Exercise: Check every line below for the word "normas" and give only the number of lines where it appears.

>> BEGIN

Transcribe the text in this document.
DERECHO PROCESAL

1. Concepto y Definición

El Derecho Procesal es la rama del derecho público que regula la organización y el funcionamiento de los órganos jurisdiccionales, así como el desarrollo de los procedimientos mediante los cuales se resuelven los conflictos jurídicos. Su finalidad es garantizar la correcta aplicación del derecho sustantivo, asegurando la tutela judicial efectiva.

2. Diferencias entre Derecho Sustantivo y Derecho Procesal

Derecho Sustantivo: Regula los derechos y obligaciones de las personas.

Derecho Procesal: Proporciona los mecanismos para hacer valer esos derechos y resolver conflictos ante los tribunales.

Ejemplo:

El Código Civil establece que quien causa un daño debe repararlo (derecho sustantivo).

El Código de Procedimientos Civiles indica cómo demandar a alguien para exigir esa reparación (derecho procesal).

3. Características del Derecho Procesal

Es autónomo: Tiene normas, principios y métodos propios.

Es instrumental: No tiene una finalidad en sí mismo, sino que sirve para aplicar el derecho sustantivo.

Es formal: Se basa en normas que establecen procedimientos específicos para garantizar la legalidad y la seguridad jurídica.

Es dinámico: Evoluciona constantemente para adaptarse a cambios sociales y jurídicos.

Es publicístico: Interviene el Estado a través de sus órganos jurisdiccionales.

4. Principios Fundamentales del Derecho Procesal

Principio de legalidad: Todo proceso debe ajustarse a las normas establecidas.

>> END

Result below: 3